- Source records:
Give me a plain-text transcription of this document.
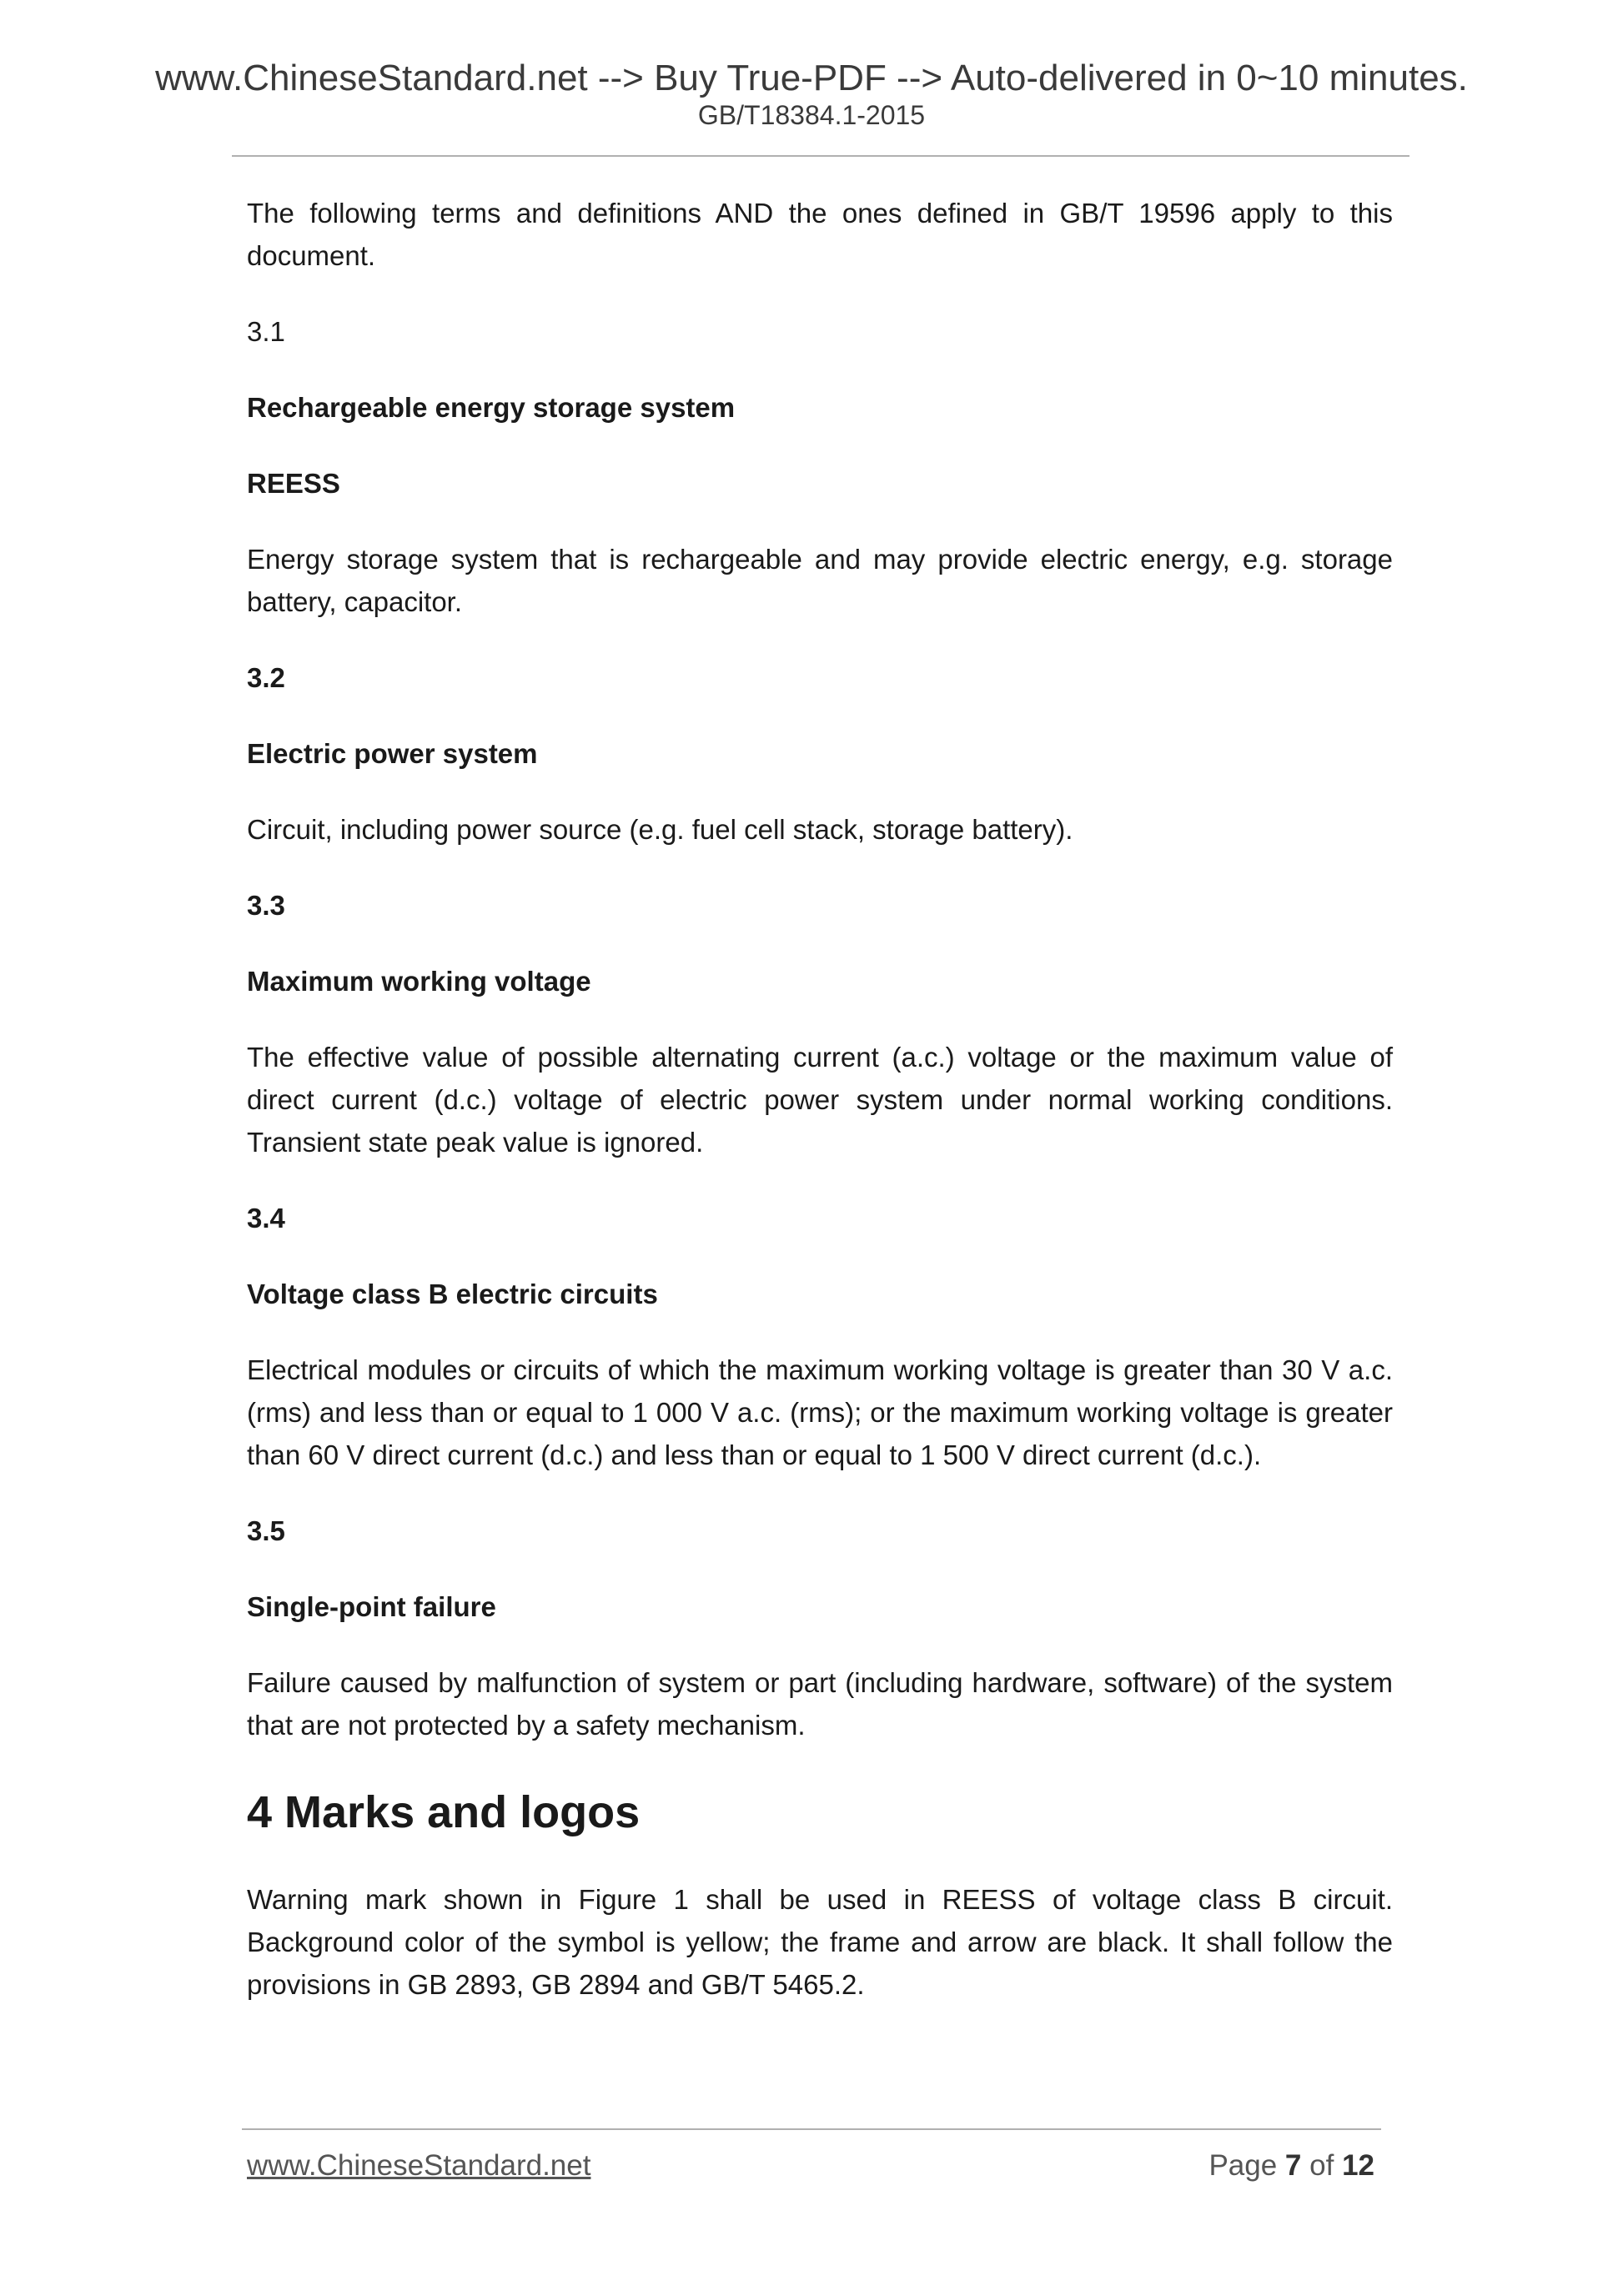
www.ChineseStandard.net --> Buy True-PDF --> Auto-delivered in 0~10 minutes.
GB/T18384.1-2015

The following terms and definitions AND the ones defined in GB/T 19596 apply to this document.

3.1

Rechargeable energy storage system

REESS

Energy storage system that is rechargeable and may provide electric energy, e.g. storage battery, capacitor.

3.2

Electric power system

Circuit, including power source (e.g. fuel cell stack, storage battery).

3.3

Maximum working voltage

The effective value of possible alternating current (a.c.) voltage or the maximum value of direct current (d.c.) voltage of electric power system under normal working conditions. Transient state peak value is ignored.

3.4

Voltage class B electric circuits

Electrical modules or circuits of which the maximum working voltage is greater than 30 V a.c. (rms) and less than or equal to 1 000 V a.c. (rms); or the maximum working voltage is greater than 60 V direct current (d.c.) and less than or equal to 1 500 V direct current (d.c.).

3.5

Single-point failure

Failure caused by malfunction of system or part (including hardware, software) of the system that are not protected by a safety mechanism.

4 Marks and logos

Warning mark shown in Figure 1 shall be used in REESS of voltage class B circuit. Background color of the symbol is yellow; the frame and arrow are black. It shall follow the provisions in GB 2893, GB 2894 and GB/T 5465.2.

www.ChineseStandard.net	Page 7 of 12
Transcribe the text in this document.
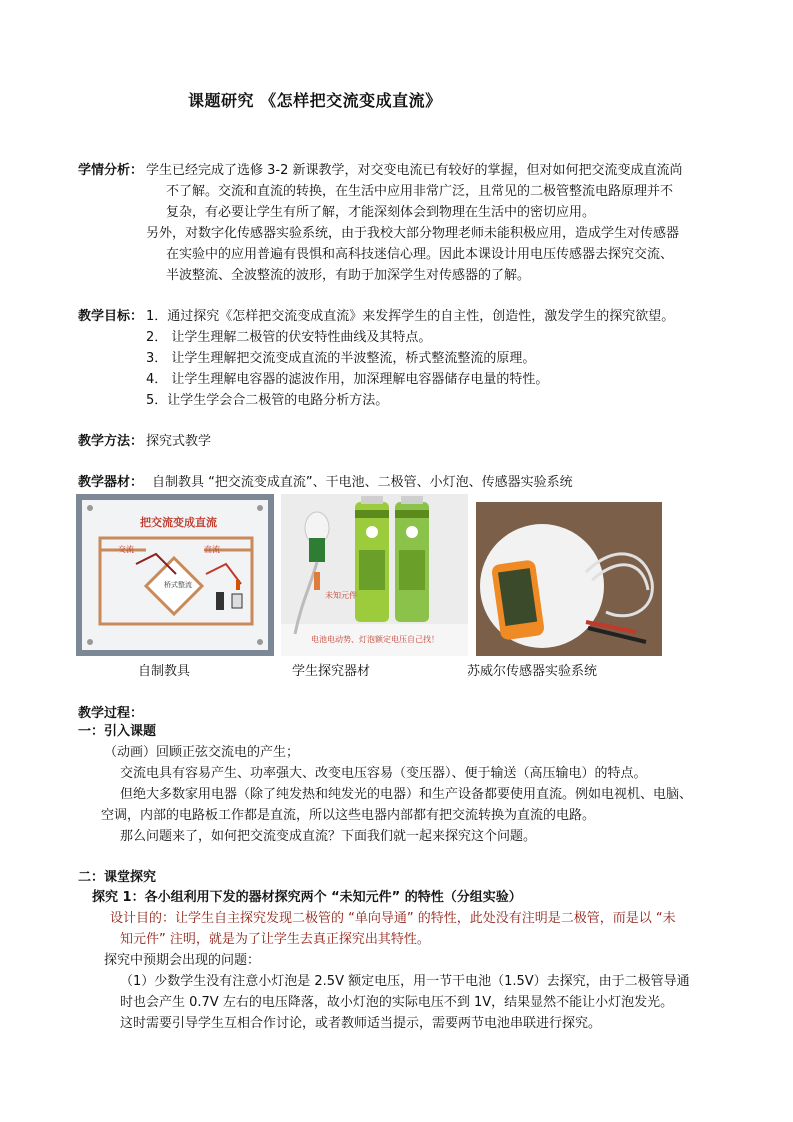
课题研究 《怎样把交流变成直流》
学情分析： 学生已经完成了选修 3-2 新课教学，对交变电流已有较好的掌握，但对如何把交流变成直流尚
不了解。交流和直流的转换，在生活中应用非常广泛，且常见的二极管整流电路原理并不
复杂，有必要让学生有所了解，才能深刻体会到物理在生活中的密切应用。
另外，对数字化传感器实验系统，由于我校大部分物理老师未能积极应用，造成学生对传感器
在实验中的应用普遍有畏惧和高科技迷信心理。因此本课设计用电压传感器去探究交流、
半波整流、全波整流的波形，有助于加深学生对传感器的了解。
教学目标： 1．通过探究《怎样把交流变成直流》来发挥学生的自主性，创造性，激发学生的探究欲望。
2． 让学生理解二极管的伏安特性曲线及其特点。
3． 让学生理解把交流变成直流的半波整流，桥式整流整流的原理。
4． 让学生理解电容器的滤波作用，加深理解电容器储存电量的特性。
5．让学生学会合二极管的电路分析方法。
教学方法： 探究式教学
教学器材： 自制教具 “把交流变成直流”、干电池、二极管、小灯泡、传感器实验系统
把交流变成直流
交流	直流
桥式整流
未知元件
电池电动势、灯泡额定电压自己找！
自制教具	学生探究器材	苏威尔传感器实验系统
教学过程：
一：引入课题
（动画）回顾正弦交流电的产生；
交流电具有容易产生、功率强大、改变电压容易（变压器）、便于输送（高压输电）的特点。
但绝大多数家用电器（除了纯发热和纯发光的电器）和生产设备都要使用直流。例如电视机、电脑、
空调，内部的电路板工作都是直流，所以这些电器内部都有把交流转换为直流的电路。
那么问题来了，如何把交流变成直流？下面我们就一起来探究这个问题。
二：课堂探究
探究 1：各小组利用下发的器材探究两个 “未知元件” 的特性（分组实验）
设计目的：让学生自主探究发现二极管的 “单向导通” 的特性，此处没有注明是二极管，而是以 “未
知元件” 注明，就是为了让学生去真正探究出其特性。
探究中预期会出现的问题：
（1）少数学生没有注意小灯泡是 2.5V 额定电压，用一节干电池（1.5V）去探究，由于二极管导通
时也会产生 0.7V 左右的电压降落，故小灯泡的实际电压不到 1V，结果显然不能让小灯泡发光。
这时需要引导学生互相合作讨论，或者教师适当提示，需要两节电池串联进行探究。
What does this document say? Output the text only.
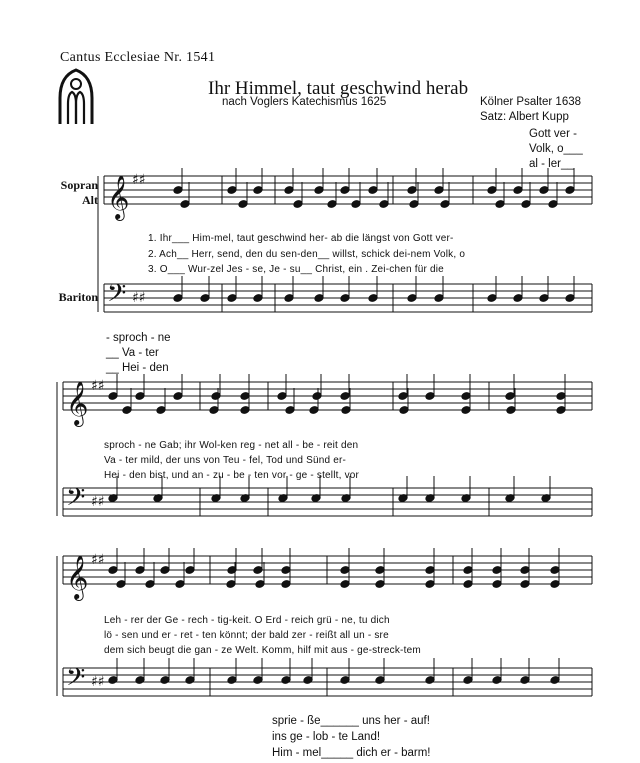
𝄞 ♯♯
𝄢 ♯♯
𝄞 ♯♯
𝄢 ♯♯
𝄞 ♯♯
𝄢 ♯♯
Cantus Ecclesiae Nr. 1541
Ihr Himmel, taut geschwind herab
nach Voglers Katechismus 1625	Kölner Psalter 1638
Satz: Albert Kupp
Gott ver -
Volk, o___
al - ler__
Sopran
Alt
Bariton
1. Ihr___ Him-mel, taut geschwind her- ab die längst von Gott ver-
2. Ach__ Herr, send, den du sen-den__ willst, schick dei-nem Volk, o
3. O___ Wur-zel Jes - se, Je - su__ Christ, ein . Zei-chen für die
- sproch - ne
__ Va - ter
__ Hei - den
sproch - ne Gab; ihr Wol-ken reg - net all - be - reit den
Va - ter mild, der uns von Teu - fel, Tod und Sünd er-
Hei - den bist, und an - zu - be - ten vor - ge - stellt, vor
Leh - rer der Ge - rech - tig-keit. O Erd - reich grü - ne, tu dich
lö - sen und er - ret - ten könnt; der bald zer - reißt all un - sre
dem sich beugt die gan - ze Welt. Komm, hilf mit aus - ge-streck-tem
sprie - ße______ uns her - auf!
ins ge - lob - te Land!
Him - mel_____ dich er - barm!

- What is asked: Verbatim reproduction of every record is required; images are left out.

- Written response:
Give me a plain-text transcription of this document.
www.ChineseStandard.net --> Buy True-PDF --> Auto-delivered in 0~10 minutes.
GB/T18384.1-2015

The following terms and definitions AND the ones defined in GB/T 19596 apply to this document.

3.1

Rechargeable energy storage system

REESS

Energy storage system that is rechargeable and may provide electric energy, e.g. storage battery, capacitor.

3.2

Electric power system

Circuit, including power source (e.g. fuel cell stack, storage battery).

3.3

Maximum working voltage

The effective value of possible alternating current (a.c.) voltage or the maximum value of direct current (d.c.) voltage of electric power system under normal working conditions. Transient state peak value is ignored.

3.4

Voltage class B electric circuits

Electrical modules or circuits of which the maximum working voltage is greater than 30 V a.c. (rms) and less than or equal to 1 000 V a.c. (rms); or the maximum working voltage is greater than 60 V direct current (d.c.) and less than or equal to 1 500 V direct current (d.c.).

3.5

Single-point failure

Failure caused by malfunction of system or part (including hardware, software) of the system that are not protected by a safety mechanism.

4 Marks and logos

Warning mark shown in Figure 1 shall be used in REESS of voltage class B circuit. Background color of the symbol is yellow; the frame and arrow are black. It shall follow the provisions in GB 2893, GB 2894 and GB/T 5465.2.

www.ChineseStandard.net	Page 7 of 12
Transcribe the text in this document.
课题研究 《怎样把交流变成直流》
学情分析： 学生已经完成了选修 3-2 新课教学，对交变电流已有较好的掌握，但对如何把交流变成直流尚
不了解。交流和直流的转换，在生活中应用非常广泛，且常见的二极管整流电路原理并不
复杂，有必要让学生有所了解，才能深刻体会到物理在生活中的密切应用。
另外，对数字化传感器实验系统，由于我校大部分物理老师未能积极应用，造成学生对传感器
在实验中的应用普遍有畏惧和高科技迷信心理。因此本课设计用电压传感器去探究交流、
半波整流、全波整流的波形，有助于加深学生对传感器的了解。
教学目标： 1．通过探究《怎样把交流变成直流》来发挥学生的自主性，创造性，激发学生的探究欲望。
2． 让学生理解二极管的伏安特性曲线及其特点。
3． 让学生理解把交流变成直流的半波整流，桥式整流整流的原理。
4． 让学生理解电容器的滤波作用，加深理解电容器储存电量的特性。
5．让学生学会合二极管的电路分析方法。
教学方法： 探究式教学
教学器材： 自制教具 “把交流变成直流”、干电池、二极管、小灯泡、传感器实验系统
把交流变成直流
交流	直流
桥式整流
未知元件
电池电动势、灯泡额定电压自己找！
自制教具	学生探究器材	苏威尔传感器实验系统
教学过程：
一：引入课题
（动画）回顾正弦交流电的产生；
交流电具有容易产生、功率强大、改变电压容易（变压器）、便于输送（高压输电）的特点。
但绝大多数家用电器（除了纯发热和纯发光的电器）和生产设备都要使用直流。例如电视机、电脑、
空调，内部的电路板工作都是直流，所以这些电器内部都有把交流转换为直流的电路。
那么问题来了，如何把交流变成直流？下面我们就一起来探究这个问题。
二：课堂探究
探究 1：各小组利用下发的器材探究两个 “未知元件” 的特性（分组实验）
设计目的：让学生自主探究发现二极管的 “单向导通” 的特性，此处没有注明是二极管，而是以 “未
知元件” 注明，就是为了让学生去真正探究出其特性。
探究中预期会出现的问题：
（1）少数学生没有注意小灯泡是 2.5V 额定电压，用一节干电池（1.5V）去探究，由于二极管导通
时也会产生 0.7V 左右的电压降落，故小灯泡的实际电压不到 1V，结果显然不能让小灯泡发光。
这时需要引导学生互相合作讨论，或者教师适当提示，需要两节电池串联进行探究。
What does this document say? Output the text only.
𝄞 ♯♯
𝄢 ♯♯
𝄞 ♯♯
𝄢 ♯♯
𝄞 ♯♯
𝄢 ♯♯
Cantus Ecclesiae Nr. 1541
Ihr Himmel, taut geschwind herab
nach Voglers Katechismus 1625	Kölner Psalter 1638
Satz: Albert Kupp
Gott ver -
Volk, o___
al - ler__
Sopran
Alt
Bariton
1. Ihr___ Him-mel, taut geschwind her- ab die längst von Gott ver-
2. Ach__ Herr, send, den du sen-den__ willst, schick dei-nem Volk, o
3. O___ Wur-zel Jes - se, Je - su__ Christ, ein . Zei-chen für die
- sproch - ne
__ Va - ter
__ Hei - den
sproch - ne Gab; ihr Wol-ken reg - net all - be - reit den
Va - ter mild, der uns von Teu - fel, Tod und Sünd er-
Hei - den bist, und an - zu - be - ten vor - ge - stellt, vor
Leh - rer der Ge - rech - tig-keit. O Erd - reich grü - ne, tu dich
lö - sen und er - ret - ten könnt; der bald zer - reißt all un - sre
dem sich beugt die gan - ze Welt. Komm, hilf mit aus - ge-streck-tem
sprie - ße______ uns her - auf!
ins ge - lob - te Land!
Him - mel_____ dich er - barm!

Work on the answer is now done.